### Your instructions:
In the cladding liability text below, copy word for word the part between "Commentary on the" and "BCA was unreasonable.", inclusive.

### Passage to read:
======
Judge Woodward found that there was no failure to take reasonable care by the builder in the selection and use of ACPs as the builder had engaged and relied on advice provided by highly skilled professionals. Judge Woodward apportioned liability as follows:
- Fire engineer - 39%
- Building surveyor – 33%
- Architect – 25%
- French tourist – 3%
The decision on appeal
The VCAT decision was appealed by the building surveyor, architect and fire engineer (collectively referred to as the consultants). The Court of Appeal (CoA) comprised of Justices Beach, Osborn and Stynes considered 11 grounds of appeal. All but one very minor ground of appeal were unsuccessful.
Commentary on the CoA’s decision has largely focused on the following key takeaways:
- the CoA endorsed the position that the Tribunal was correct in finding that the builder had no liability, because it was entitled to rely on the skill and expertise of the highly skilled professional consultants it had engaged and otherwise confirmed the consultants’ respective exposure;
- any dispute regarding whether ACPs satisfied the DTS provisions of the BCA have been firmly dismissed; and
- the building surveyor’s reliance on the peer professional opinion defence was found to be unsuccessful because approving combustible cladding under the DTS provisions of the BCA was unreasonable.
======
### Given material:
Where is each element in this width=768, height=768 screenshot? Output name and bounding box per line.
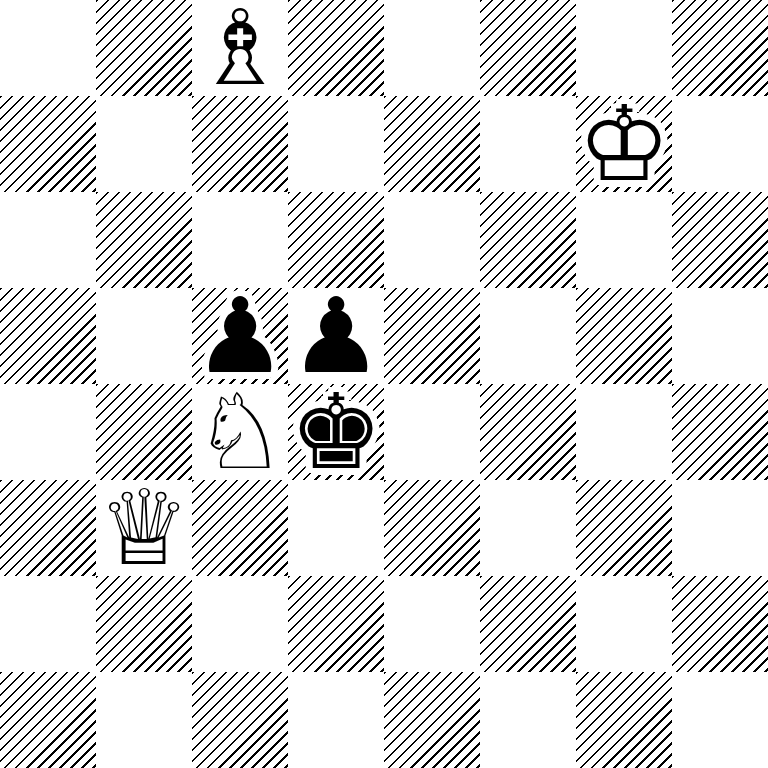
======
### Response to this exercise:
Commentary on the CoA’s decision has largely focused on the following key takeaways:
- the CoA endorsed the position that the Tribunal was correct in finding that the builder had no liability, because it was entitled to rely on the skill and expertise of the highly skilled professional consultants it had engaged and otherwise confirmed the consultants’ respective exposure;
- any dispute regarding whether ACPs satisfied the DTS provisions of the BCA have been firmly dismissed; and
- the building surveyor’s reliance on the peer professional opinion defence was found to be unsuccessful because approving combustible cladding under the DTS provisions of the BCA was unreasonable.